Problem to work on —
In the copy, include every entry exactly but none of the images.

* * * *

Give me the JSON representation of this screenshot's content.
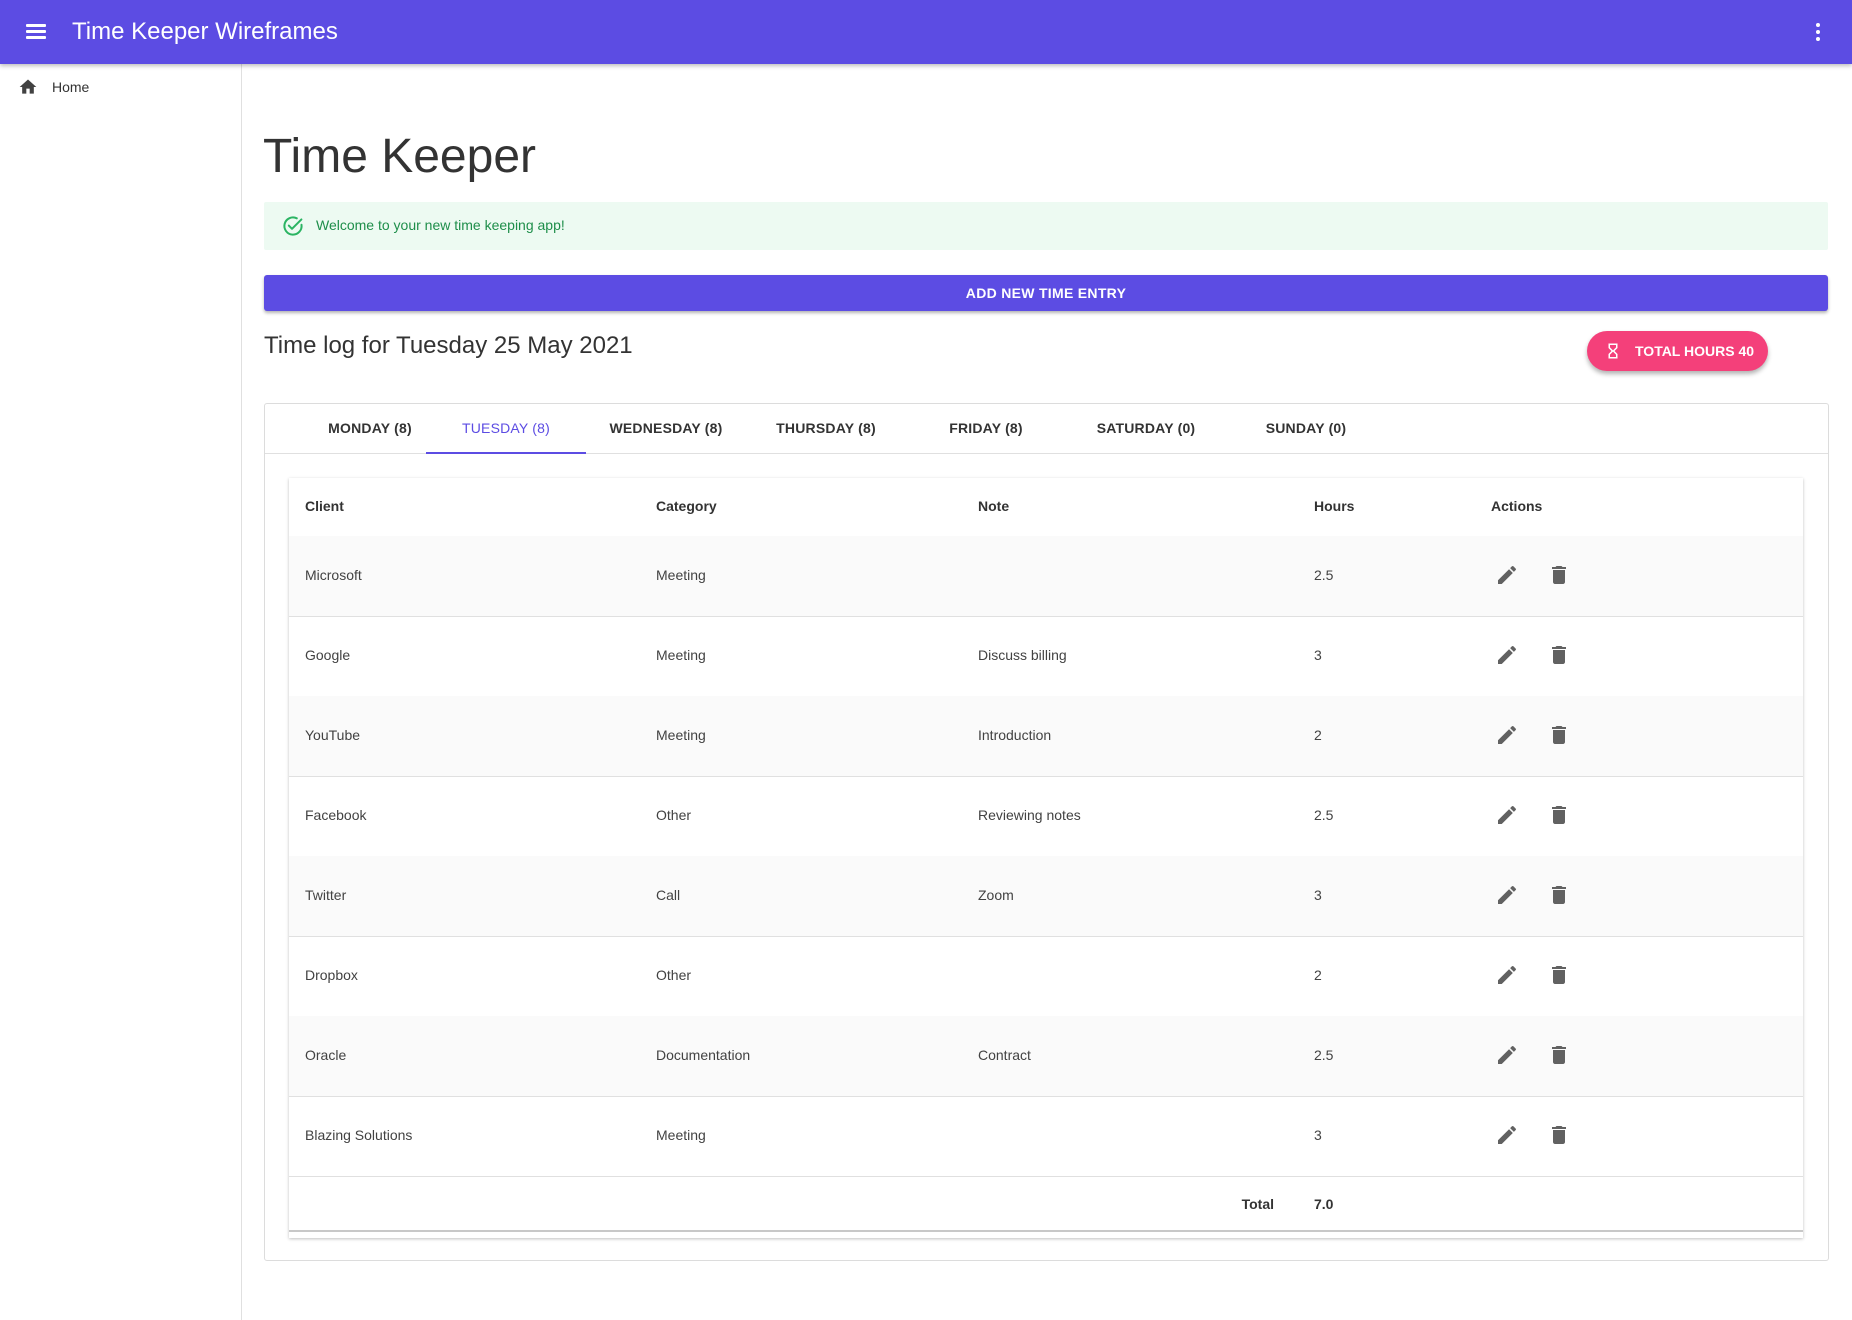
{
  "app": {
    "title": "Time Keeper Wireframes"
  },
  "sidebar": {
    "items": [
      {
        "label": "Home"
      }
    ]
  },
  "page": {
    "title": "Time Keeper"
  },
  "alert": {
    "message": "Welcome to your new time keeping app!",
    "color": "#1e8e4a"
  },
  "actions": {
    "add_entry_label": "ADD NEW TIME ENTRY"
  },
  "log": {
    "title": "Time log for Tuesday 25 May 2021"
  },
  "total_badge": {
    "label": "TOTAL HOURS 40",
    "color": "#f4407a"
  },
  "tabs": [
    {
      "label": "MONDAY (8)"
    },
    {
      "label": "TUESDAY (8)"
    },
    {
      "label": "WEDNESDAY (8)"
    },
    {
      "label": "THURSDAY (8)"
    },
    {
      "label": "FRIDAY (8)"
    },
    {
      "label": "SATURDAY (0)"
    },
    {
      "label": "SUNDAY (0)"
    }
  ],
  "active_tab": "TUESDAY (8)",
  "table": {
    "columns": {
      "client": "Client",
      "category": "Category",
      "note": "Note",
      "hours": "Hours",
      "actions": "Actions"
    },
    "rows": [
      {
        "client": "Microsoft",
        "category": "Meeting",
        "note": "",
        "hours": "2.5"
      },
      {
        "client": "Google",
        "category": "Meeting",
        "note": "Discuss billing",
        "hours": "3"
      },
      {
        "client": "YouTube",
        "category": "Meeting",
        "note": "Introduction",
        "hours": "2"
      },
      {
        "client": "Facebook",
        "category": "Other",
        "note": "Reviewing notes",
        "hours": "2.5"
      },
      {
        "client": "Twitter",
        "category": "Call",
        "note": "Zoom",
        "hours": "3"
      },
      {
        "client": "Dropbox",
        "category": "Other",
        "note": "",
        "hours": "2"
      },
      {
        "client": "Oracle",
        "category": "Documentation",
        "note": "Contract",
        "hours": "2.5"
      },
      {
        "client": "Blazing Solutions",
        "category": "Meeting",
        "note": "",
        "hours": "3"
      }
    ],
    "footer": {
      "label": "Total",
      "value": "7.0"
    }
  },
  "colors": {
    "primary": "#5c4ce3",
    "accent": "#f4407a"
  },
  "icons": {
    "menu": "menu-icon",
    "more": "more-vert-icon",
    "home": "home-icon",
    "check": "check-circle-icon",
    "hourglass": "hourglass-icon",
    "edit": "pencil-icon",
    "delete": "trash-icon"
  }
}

* * * *

Task response —
Give me the JSON representation of this screenshot's content.
{
  "app": {
    "title": "Time Keeper Wireframes"
  },
  "sidebar": {
    "items": [
      {
        "label": "Home"
      }
    ]
  },
  "page": {
    "title": "Time Keeper"
  },
  "alert": {
    "message": "Welcome to your new time keeping app!",
    "color": "#1e8e4a"
  },
  "actions": {
    "add_entry_label": "ADD NEW TIME ENTRY"
  },
  "log": {
    "title": "Time log for Tuesday 25 May 2021"
  },
  "total_badge": {
    "label": "TOTAL HOURS 40",
    "color": "#f4407a"
  },
  "tabs": [
    {
      "label": "MONDAY (8)"
    },
    {
      "label": "TUESDAY (8)"
    },
    {
      "label": "WEDNESDAY (8)"
    },
    {
      "label": "THURSDAY (8)"
    },
    {
      "label": "FRIDAY (8)"
    },
    {
      "label": "SATURDAY (0)"
    },
    {
      "label": "SUNDAY (0)"
    }
  ],
  "active_tab": "TUESDAY (8)",
  "table": {
    "columns": {
      "client": "Client",
      "category": "Category",
      "note": "Note",
      "hours": "Hours",
      "actions": "Actions"
    },
    "rows": [
      {
        "client": "Microsoft",
        "category": "Meeting",
        "note": "",
        "hours": "2.5"
      },
      {
        "client": "Google",
        "category": "Meeting",
        "note": "Discuss billing",
        "hours": "3"
      },
      {
        "client": "YouTube",
        "category": "Meeting",
        "note": "Introduction",
        "hours": "2"
      },
      {
        "client": "Facebook",
        "category": "Other",
        "note": "Reviewing notes",
        "hours": "2.5"
      },
      {
        "client": "Twitter",
        "category": "Call",
        "note": "Zoom",
        "hours": "3"
      },
      {
        "client": "Dropbox",
        "category": "Other",
        "note": "",
        "hours": "2"
      },
      {
        "client": "Oracle",
        "category": "Documentation",
        "note": "Contract",
        "hours": "2.5"
      },
      {
        "client": "Blazing Solutions",
        "category": "Meeting",
        "note": "",
        "hours": "3"
      }
    ],
    "footer": {
      "label": "Total",
      "value": "7.0"
    }
  },
  "colors": {
    "primary": "#5c4ce3",
    "accent": "#f4407a"
  },
  "icons": {
    "menu": "menu-icon",
    "more": "more-vert-icon",
    "home": "home-icon",
    "check": "check-circle-icon",
    "hourglass": "hourglass-icon",
    "edit": "pencil-icon",
    "delete": "trash-icon"
  }
}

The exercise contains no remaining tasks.